取り組む課題:
- 1) 以下のデューデリジェンスの記事をもとに、次の問いに答えよ。
(a) 編集者が取締役を経験した上場企業のグループ会社は何社か。
(b) デューデリジェンスを直訳すると何という意味になるか。
(c) オンライン個別相談会は何日開催とされているか。
- 2) 以下のデューデリジェンスの記事では、具体的なチェックポイントを解説するとしているデューデリジェンスの種類が挙げられている。それらをすべて書き出せ。

文書抜粋:
******

事業売却のデューデリジェンス完全攻略ガイド!成功の秘訣と失敗事例
事業売却を検討中ですか?デューデリジェンスは、売却成功の鍵を握る重要なプロセスです。本記事では、デューデリジェンスの定義・目的・種類から、財務・法務・事業・人事デューデリジェンスにおける具体的なチェックポイント、そして成功の秘訣や失敗事例までを網羅的に解説します。
M&Aにおけるデューデリジェンスで何を確認すべきか分からない、スムーズな事業売却を実現したい、といった悩みを抱えている経営者や担当者の方必見です。この記事を読めば、デューデリジェンス全体像を理解し、潜在的なリスクを回避、売却プロセスを円滑に進めるための具体的なノウハウを習得できます。事業売却を成功に導くための準備として、ぜひお役立てください。
「事業売却の専門家のアドバイスをもらいM&Aしたい」という経営者からも数多くのご相談をいただいています。M&Aを成功に導くはじめの一歩は無料のオンライン相談から。お気軽にご相談ください。
365日開催オンライン個別相談会
編集者の紹介
株式会社M&A PMI AGENT
代表取締役 日下部 興靖
上場企業のグループ会社の取締役を4社経験。M&A・PMI業務・経営再建などを10年経験。3か月の経営支援サポートで、9か月後には赤字の会社を1億円の利益を計上させるなどの実績を多数持つ専門家。
1. 事業売却におけるデューデリジェンスとは
事業売却におけるデューデリジェンスとは、買収を検討している企業が、対象企業の財務状況、法務状況、事業内容、人事状況など、あらゆる側面を詳細に調査するプロセスです。買収価格の決定、契約条件の交渉、買収後の経営戦略策定などに不可欠な情報収集活動であり、買収の成否を大きく左右する重要なプロセスと言えます。
1.1 デューデリジェンスの定義と目的
デューデリジェンスは、直訳すると「然るべき注意」を意味します。事業売却の文脈では、買収対象企業の価値やリスクを客観的に評価し、潜在的な問題点を明らかにすることを目的とした調査活動です。
買収側にとっては、投資判断に必要な情報を収集し、リスクを最小限に抑えるための重要なプロセスです。売却側にとっては、企業価値を適切に評価してもらい、スムーズな売却を実現するために必要な準備を行う機会となります。

******

抽出情報:
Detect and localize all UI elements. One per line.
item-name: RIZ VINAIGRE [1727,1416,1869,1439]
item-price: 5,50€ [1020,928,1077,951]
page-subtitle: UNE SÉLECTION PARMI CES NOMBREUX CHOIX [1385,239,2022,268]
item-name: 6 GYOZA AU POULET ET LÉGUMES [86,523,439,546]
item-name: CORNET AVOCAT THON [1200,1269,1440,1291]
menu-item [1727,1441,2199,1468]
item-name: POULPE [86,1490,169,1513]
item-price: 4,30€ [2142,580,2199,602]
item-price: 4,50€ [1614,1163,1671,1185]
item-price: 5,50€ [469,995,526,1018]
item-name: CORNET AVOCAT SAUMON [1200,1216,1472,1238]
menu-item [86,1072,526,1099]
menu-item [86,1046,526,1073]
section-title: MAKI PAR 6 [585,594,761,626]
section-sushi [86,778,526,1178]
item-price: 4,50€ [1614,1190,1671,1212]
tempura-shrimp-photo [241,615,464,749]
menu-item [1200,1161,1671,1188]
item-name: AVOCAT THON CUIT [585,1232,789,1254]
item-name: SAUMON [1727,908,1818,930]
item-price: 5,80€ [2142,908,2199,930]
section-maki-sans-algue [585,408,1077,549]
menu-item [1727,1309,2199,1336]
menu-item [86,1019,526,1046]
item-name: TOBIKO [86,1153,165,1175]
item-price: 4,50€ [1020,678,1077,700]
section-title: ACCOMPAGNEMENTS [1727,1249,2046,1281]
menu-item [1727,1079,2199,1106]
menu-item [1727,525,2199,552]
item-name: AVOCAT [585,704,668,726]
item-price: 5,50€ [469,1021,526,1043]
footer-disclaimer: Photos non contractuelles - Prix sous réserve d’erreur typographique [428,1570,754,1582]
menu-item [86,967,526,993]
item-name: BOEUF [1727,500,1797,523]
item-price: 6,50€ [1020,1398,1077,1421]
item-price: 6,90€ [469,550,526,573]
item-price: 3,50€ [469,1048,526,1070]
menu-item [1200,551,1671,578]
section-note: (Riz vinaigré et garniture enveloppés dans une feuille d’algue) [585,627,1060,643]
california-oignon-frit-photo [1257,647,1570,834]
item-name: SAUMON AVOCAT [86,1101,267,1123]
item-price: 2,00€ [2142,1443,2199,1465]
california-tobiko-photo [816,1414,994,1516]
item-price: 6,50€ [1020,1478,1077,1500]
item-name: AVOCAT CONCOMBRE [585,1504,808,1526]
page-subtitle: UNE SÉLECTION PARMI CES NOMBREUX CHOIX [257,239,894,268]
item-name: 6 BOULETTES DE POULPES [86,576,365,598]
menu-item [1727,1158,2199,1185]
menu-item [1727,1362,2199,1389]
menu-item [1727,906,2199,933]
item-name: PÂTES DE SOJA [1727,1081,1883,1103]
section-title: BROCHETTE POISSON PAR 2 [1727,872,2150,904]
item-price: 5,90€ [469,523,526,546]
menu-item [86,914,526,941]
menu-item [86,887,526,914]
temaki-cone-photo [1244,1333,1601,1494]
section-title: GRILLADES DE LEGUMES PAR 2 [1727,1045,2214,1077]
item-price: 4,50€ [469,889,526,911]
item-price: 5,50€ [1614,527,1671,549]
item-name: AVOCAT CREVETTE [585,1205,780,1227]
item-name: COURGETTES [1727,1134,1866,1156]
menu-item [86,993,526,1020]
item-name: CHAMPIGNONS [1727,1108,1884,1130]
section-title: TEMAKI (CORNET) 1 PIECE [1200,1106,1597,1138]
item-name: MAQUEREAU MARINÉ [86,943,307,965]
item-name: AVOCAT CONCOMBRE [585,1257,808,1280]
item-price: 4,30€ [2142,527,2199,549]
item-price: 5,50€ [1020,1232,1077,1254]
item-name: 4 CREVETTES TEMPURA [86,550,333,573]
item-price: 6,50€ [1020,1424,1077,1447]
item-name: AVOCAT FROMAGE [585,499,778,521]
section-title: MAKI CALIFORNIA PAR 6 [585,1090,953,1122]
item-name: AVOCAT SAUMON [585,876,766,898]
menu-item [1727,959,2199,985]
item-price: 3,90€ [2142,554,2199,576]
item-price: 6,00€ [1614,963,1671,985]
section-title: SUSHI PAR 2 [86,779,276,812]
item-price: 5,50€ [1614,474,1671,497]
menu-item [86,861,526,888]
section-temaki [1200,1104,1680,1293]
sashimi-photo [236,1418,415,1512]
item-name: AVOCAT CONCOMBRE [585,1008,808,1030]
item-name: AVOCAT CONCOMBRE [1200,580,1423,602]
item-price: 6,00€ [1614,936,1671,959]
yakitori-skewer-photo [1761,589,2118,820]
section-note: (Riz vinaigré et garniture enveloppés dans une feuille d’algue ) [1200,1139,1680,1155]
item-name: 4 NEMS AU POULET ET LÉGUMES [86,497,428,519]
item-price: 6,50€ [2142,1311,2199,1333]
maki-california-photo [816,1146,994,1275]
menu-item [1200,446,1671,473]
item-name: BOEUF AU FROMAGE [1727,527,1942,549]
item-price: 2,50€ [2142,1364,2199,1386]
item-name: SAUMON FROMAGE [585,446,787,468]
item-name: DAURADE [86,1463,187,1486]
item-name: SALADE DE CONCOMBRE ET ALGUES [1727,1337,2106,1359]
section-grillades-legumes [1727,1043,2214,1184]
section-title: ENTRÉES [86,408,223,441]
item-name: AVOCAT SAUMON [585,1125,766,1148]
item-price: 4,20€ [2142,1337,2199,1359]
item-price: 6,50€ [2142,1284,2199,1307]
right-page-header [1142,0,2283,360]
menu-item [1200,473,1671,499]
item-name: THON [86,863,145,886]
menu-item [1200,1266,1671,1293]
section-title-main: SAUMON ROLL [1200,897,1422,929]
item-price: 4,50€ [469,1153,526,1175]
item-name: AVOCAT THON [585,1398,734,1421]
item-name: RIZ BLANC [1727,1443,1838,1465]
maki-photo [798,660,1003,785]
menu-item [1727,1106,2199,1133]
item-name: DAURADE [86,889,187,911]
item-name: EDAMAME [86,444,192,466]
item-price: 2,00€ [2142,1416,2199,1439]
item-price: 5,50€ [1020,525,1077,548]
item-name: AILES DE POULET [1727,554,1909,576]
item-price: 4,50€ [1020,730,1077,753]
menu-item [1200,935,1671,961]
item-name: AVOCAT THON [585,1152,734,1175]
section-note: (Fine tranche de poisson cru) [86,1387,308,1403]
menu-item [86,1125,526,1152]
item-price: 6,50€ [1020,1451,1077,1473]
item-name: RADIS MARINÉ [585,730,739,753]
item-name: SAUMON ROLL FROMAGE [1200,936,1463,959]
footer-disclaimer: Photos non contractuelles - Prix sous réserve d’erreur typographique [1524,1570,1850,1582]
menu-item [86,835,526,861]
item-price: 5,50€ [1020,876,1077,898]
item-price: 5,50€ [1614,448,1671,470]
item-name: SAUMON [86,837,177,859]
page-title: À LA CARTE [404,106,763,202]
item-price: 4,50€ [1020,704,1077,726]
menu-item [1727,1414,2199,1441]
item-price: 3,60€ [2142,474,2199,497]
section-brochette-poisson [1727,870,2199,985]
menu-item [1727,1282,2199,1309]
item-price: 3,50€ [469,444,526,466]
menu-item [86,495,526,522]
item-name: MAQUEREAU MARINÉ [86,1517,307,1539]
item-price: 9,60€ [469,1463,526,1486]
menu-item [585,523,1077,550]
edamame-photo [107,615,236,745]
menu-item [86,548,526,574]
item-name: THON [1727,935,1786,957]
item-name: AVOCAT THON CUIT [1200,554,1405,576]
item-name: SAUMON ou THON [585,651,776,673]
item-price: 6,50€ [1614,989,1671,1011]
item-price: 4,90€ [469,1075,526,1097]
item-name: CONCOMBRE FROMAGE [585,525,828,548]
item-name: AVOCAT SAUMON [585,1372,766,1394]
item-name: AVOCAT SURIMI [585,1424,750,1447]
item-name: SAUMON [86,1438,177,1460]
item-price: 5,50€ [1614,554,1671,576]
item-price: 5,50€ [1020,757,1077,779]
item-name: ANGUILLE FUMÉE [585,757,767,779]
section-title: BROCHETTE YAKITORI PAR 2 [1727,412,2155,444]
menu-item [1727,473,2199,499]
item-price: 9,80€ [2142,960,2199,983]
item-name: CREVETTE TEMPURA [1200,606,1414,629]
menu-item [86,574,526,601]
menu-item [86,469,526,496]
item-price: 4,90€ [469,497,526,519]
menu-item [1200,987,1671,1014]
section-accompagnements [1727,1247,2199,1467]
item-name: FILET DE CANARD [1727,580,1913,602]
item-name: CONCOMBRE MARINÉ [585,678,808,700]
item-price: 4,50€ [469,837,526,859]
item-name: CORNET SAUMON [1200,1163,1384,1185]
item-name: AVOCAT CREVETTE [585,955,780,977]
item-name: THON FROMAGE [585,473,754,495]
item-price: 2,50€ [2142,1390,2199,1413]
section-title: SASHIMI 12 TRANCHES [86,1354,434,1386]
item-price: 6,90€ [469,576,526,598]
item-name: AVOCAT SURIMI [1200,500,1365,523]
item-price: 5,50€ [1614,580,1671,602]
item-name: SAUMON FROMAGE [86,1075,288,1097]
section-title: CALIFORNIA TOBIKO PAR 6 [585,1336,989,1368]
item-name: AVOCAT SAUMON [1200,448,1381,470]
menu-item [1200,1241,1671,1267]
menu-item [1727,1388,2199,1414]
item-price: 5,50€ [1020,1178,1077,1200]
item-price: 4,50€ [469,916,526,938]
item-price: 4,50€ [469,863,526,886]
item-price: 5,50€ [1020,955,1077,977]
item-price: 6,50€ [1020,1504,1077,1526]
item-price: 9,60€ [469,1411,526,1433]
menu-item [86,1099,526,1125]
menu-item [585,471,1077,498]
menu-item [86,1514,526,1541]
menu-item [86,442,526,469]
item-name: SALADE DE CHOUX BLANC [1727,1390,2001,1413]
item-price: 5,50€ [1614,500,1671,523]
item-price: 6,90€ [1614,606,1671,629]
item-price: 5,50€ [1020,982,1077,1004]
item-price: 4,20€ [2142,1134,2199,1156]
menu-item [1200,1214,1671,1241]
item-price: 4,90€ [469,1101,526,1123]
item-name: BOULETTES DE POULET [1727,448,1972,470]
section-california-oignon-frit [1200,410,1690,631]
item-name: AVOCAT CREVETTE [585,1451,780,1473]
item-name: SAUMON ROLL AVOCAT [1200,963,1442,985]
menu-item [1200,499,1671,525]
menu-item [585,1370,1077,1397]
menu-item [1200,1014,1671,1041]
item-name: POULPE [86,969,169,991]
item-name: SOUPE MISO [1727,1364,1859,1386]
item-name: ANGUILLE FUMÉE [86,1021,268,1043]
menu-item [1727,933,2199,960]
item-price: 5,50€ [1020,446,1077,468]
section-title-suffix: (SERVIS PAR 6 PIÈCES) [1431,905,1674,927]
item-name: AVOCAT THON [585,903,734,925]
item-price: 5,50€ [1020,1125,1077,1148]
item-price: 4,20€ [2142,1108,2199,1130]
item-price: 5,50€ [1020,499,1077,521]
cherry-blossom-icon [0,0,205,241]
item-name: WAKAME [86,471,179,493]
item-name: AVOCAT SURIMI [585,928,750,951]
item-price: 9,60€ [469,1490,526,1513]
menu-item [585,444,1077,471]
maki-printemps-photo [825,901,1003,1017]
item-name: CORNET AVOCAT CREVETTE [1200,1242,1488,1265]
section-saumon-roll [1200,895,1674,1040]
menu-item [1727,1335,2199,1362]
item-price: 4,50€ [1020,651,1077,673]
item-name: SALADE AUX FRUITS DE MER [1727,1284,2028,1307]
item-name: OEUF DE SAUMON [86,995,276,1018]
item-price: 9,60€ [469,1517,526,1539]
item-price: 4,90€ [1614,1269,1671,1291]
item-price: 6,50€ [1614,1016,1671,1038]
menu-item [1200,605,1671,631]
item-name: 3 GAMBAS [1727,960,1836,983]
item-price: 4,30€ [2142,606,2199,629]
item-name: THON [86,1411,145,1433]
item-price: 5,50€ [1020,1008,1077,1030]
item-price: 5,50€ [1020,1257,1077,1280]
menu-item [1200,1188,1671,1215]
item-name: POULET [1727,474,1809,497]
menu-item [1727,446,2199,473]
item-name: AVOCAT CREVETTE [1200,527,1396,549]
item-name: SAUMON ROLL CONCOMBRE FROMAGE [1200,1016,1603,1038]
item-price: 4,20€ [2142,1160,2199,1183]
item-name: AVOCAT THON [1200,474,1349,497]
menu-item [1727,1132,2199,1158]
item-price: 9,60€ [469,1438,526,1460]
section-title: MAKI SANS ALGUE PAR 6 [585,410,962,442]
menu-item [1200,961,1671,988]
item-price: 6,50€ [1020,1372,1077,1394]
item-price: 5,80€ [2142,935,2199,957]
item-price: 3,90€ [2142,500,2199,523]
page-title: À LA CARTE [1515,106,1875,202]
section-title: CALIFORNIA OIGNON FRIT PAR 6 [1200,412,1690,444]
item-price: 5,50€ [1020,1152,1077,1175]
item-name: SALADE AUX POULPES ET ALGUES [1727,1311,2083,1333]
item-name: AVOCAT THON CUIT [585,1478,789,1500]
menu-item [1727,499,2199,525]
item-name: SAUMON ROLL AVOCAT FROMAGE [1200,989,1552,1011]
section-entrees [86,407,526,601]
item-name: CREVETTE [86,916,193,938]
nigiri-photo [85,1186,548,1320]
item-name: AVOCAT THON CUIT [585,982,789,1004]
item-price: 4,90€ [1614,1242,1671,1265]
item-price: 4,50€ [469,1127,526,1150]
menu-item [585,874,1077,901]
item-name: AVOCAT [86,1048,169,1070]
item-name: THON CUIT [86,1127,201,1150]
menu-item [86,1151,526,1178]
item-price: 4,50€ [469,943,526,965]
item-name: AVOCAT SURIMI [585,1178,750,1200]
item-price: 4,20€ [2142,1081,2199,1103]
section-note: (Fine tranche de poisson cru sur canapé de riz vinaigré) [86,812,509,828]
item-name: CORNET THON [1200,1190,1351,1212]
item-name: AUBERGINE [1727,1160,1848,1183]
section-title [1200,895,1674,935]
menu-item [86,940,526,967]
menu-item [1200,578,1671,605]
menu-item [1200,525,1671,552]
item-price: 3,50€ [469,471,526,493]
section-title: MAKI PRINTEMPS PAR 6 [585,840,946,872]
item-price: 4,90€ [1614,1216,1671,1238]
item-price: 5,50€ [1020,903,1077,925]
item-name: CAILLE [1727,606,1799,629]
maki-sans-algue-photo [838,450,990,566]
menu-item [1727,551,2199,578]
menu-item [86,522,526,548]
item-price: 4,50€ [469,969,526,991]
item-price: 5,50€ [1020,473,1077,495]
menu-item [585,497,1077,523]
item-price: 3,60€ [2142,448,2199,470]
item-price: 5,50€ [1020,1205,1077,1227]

******

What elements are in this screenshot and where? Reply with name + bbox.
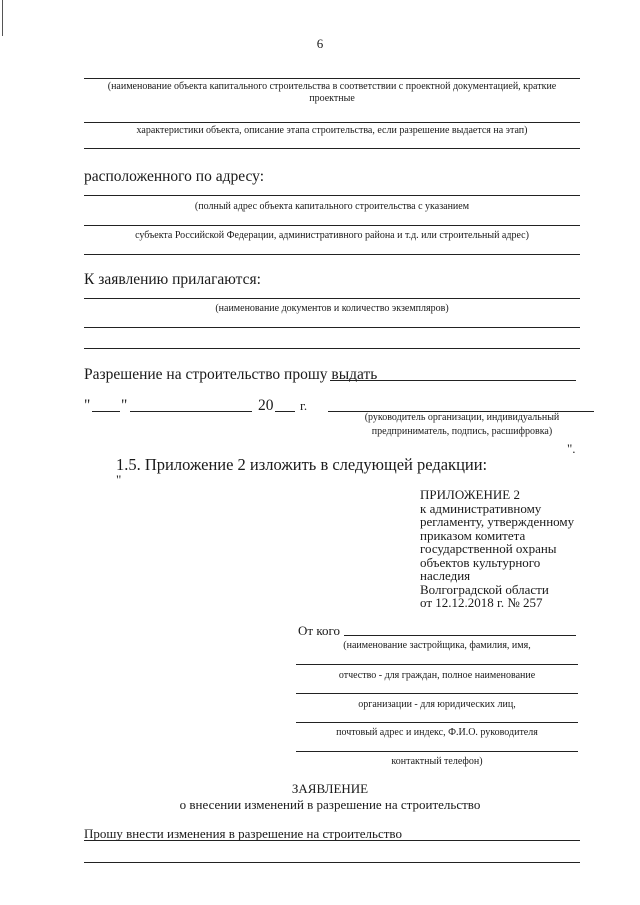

******

課題別の解答:
- 1)
(a) 4社
(b) 「然るべき注意」
(c) 365日

- 2) 財務デューデリジェンス、法務デューデリジェンス、事業デューデリジェンス、人事デューデリジェンス